START GIVEN INFORMATION
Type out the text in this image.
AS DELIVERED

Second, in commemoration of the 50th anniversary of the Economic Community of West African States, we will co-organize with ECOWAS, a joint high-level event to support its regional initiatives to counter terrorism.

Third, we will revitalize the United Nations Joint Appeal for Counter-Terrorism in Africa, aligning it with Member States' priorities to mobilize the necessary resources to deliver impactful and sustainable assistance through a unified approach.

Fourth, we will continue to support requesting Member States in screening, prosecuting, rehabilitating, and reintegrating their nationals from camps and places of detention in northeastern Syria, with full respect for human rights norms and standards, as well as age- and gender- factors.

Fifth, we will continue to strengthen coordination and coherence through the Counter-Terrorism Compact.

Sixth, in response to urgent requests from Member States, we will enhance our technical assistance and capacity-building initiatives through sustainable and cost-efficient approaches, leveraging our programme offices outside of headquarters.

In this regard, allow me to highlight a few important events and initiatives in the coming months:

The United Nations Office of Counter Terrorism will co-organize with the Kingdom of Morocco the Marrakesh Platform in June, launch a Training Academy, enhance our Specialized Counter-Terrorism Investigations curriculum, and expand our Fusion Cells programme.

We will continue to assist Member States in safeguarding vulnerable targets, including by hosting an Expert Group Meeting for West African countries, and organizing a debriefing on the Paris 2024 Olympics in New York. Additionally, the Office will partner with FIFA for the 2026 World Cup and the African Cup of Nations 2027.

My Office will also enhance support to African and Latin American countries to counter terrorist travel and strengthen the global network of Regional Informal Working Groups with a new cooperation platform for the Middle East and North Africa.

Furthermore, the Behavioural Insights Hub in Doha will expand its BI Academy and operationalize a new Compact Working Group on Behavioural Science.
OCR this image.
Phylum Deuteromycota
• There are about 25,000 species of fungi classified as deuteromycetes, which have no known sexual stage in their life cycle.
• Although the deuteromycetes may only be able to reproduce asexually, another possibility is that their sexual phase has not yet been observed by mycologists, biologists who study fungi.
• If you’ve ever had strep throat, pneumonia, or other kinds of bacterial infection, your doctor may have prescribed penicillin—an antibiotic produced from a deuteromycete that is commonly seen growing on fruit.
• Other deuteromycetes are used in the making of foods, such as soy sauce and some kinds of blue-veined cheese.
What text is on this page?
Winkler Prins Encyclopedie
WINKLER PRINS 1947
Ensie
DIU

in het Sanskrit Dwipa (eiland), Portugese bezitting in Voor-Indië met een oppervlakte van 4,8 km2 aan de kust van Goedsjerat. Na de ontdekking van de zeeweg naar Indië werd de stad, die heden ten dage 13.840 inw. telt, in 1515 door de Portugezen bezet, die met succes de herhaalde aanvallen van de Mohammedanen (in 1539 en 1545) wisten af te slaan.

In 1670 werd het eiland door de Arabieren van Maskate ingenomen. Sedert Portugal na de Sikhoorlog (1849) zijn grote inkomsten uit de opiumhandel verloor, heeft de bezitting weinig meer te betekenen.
END GIVEN INFORMATION
◆ PROBLEM DESCRIPTION
Nothing but the lines with "expand" should be returned, copied from the entries above.

◆ YOUR RESPONSE
The United Nations Office of Counter Terrorism will co-organize with the Kingdom of Morocco the Marrakesh Platform in June, launch a Training Academy, enhance our Specialized Counter-Terrorism Investigations curriculum, and expand our Fusion Cells programme.
Furthermore, the Behavioural Insights Hub in Doha will expand its BI Academy and operationalize a new Compact Working Group on Behavioural Science.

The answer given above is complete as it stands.